begin

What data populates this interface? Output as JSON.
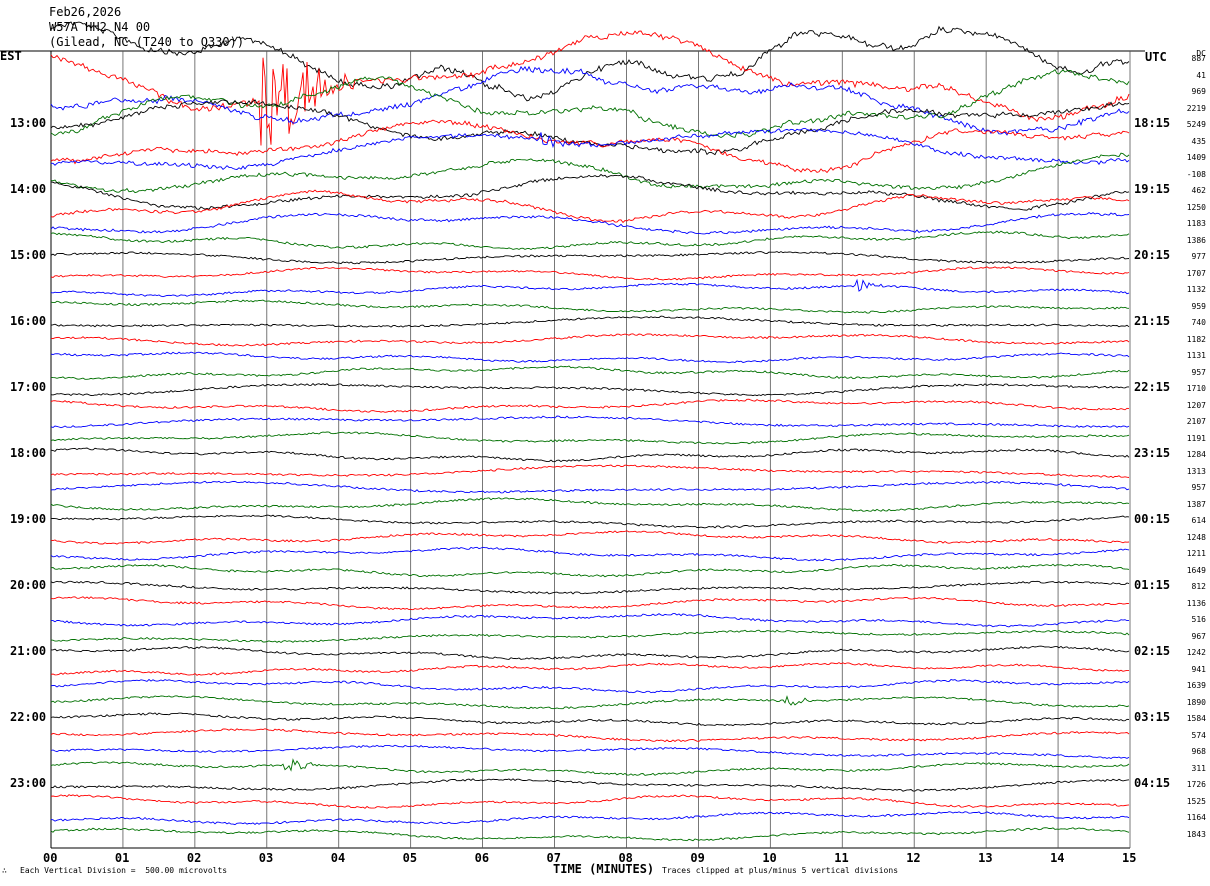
{
  "header": {
    "date": "Feb26,2026",
    "channel": "W57A HH2 N4 00",
    "station": "(Gilead, NC (T240 to Q330))"
  },
  "labels": {
    "left_zone": "EST",
    "right_zone": "UTC",
    "dc_header": "DC"
  },
  "footer": {
    "division": "Each Vertical Division =  500.00 microvolts",
    "xaxis_title": "TIME (MINUTES)",
    "clip_note": "Traces clipped at plus/minus 5 vertical divisions",
    "mark": "∴"
  },
  "colors": {
    "cycle": [
      "#000000",
      "#ff0000",
      "#0000ff",
      "#007000"
    ],
    "grid": "#000000"
  },
  "chart_data": {
    "type": "line",
    "title": "",
    "xlabel": "TIME (MINUTES)",
    "xlim": [
      0,
      15
    ],
    "x_ticks": [
      "00",
      "01",
      "02",
      "03",
      "04",
      "05",
      "06",
      "07",
      "08",
      "09",
      "10",
      "11",
      "12",
      "13",
      "14",
      "15"
    ],
    "left_time_labels": [
      "13:00",
      "14:00",
      "15:00",
      "16:00",
      "17:00",
      "18:00",
      "19:00",
      "20:00",
      "21:00",
      "22:00",
      "23:00"
    ],
    "right_time_labels": [
      "18:15",
      "19:15",
      "20:15",
      "21:15",
      "22:15",
      "23:15",
      "00:15",
      "01:15",
      "02:15",
      "03:15",
      "04:15"
    ],
    "trace_count": 48,
    "dc_offsets": [
      "887",
      "41",
      "969",
      "2219",
      "5249",
      "435",
      "1409",
      "-108",
      "462",
      "1250",
      "1183",
      "1386",
      "977",
      "1707",
      "1132",
      "959",
      "740",
      "1182",
      "1131",
      "957",
      "1710",
      "1207",
      "2107",
      "1191",
      "1284",
      "1313",
      "957",
      "1387",
      "614",
      "1248",
      "1211",
      "1649",
      "812",
      "1136",
      "516",
      "967",
      "1242",
      "941",
      "1639",
      "1890",
      "1584",
      "574",
      "968",
      "311",
      "1726",
      "1525",
      "1164",
      "1843"
    ],
    "events": [
      {
        "trace": 1,
        "minute_start": 2.9,
        "minute_end": 4.2,
        "amplitude": "clipped",
        "note": "large red burst"
      },
      {
        "trace": 14,
        "minute_start": 11.2,
        "minute_end": 11.6,
        "amplitude": "small"
      },
      {
        "trace": 39,
        "minute_start": 10.2,
        "minute_end": 10.6,
        "amplitude": "small"
      },
      {
        "trace": 43,
        "minute_start": 3.2,
        "minute_end": 3.8,
        "amplitude": "small"
      },
      {
        "trace": 6,
        "minute_start": 6.8,
        "minute_end": 7.3,
        "amplitude": "small"
      }
    ]
  }
}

end

> TASK OBJECTIVE:
The pictures should not appear in the copy; every other part of the records above must be returned exactly.

> COMPLETED EXERCISE:
What data populates this interface? Output as JSON.
{
  "header": {
    "date": "Feb26,2026",
    "channel": "W57A HH2 N4 00",
    "station": "(Gilead, NC (T240 to Q330))"
  },
  "labels": {
    "left_zone": "EST",
    "right_zone": "UTC",
    "dc_header": "DC"
  },
  "footer": {
    "division": "Each Vertical Division =  500.00 microvolts",
    "xaxis_title": "TIME (MINUTES)",
    "clip_note": "Traces clipped at plus/minus 5 vertical divisions",
    "mark": "∴"
  },
  "colors": {
    "cycle": [
      "#000000",
      "#ff0000",
      "#0000ff",
      "#007000"
    ],
    "grid": "#000000"
  },
  "chart_data": {
    "type": "line",
    "title": "",
    "xlabel": "TIME (MINUTES)",
    "xlim": [
      0,
      15
    ],
    "x_ticks": [
      "00",
      "01",
      "02",
      "03",
      "04",
      "05",
      "06",
      "07",
      "08",
      "09",
      "10",
      "11",
      "12",
      "13",
      "14",
      "15"
    ],
    "left_time_labels": [
      "13:00",
      "14:00",
      "15:00",
      "16:00",
      "17:00",
      "18:00",
      "19:00",
      "20:00",
      "21:00",
      "22:00",
      "23:00"
    ],
    "right_time_labels": [
      "18:15",
      "19:15",
      "20:15",
      "21:15",
      "22:15",
      "23:15",
      "00:15",
      "01:15",
      "02:15",
      "03:15",
      "04:15"
    ],
    "trace_count": 48,
    "dc_offsets": [
      "887",
      "41",
      "969",
      "2219",
      "5249",
      "435",
      "1409",
      "-108",
      "462",
      "1250",
      "1183",
      "1386",
      "977",
      "1707",
      "1132",
      "959",
      "740",
      "1182",
      "1131",
      "957",
      "1710",
      "1207",
      "2107",
      "1191",
      "1284",
      "1313",
      "957",
      "1387",
      "614",
      "1248",
      "1211",
      "1649",
      "812",
      "1136",
      "516",
      "967",
      "1242",
      "941",
      "1639",
      "1890",
      "1584",
      "574",
      "968",
      "311",
      "1726",
      "1525",
      "1164",
      "1843"
    ],
    "events": [
      {
        "trace": 1,
        "minute_start": 2.9,
        "minute_end": 4.2,
        "amplitude": "clipped",
        "note": "large red burst"
      },
      {
        "trace": 14,
        "minute_start": 11.2,
        "minute_end": 11.6,
        "amplitude": "small"
      },
      {
        "trace": 39,
        "minute_start": 10.2,
        "minute_end": 10.6,
        "amplitude": "small"
      },
      {
        "trace": 43,
        "minute_start": 3.2,
        "minute_end": 3.8,
        "amplitude": "small"
      },
      {
        "trace": 6,
        "minute_start": 6.8,
        "minute_end": 7.3,
        "amplitude": "small"
      }
    ]
  }
}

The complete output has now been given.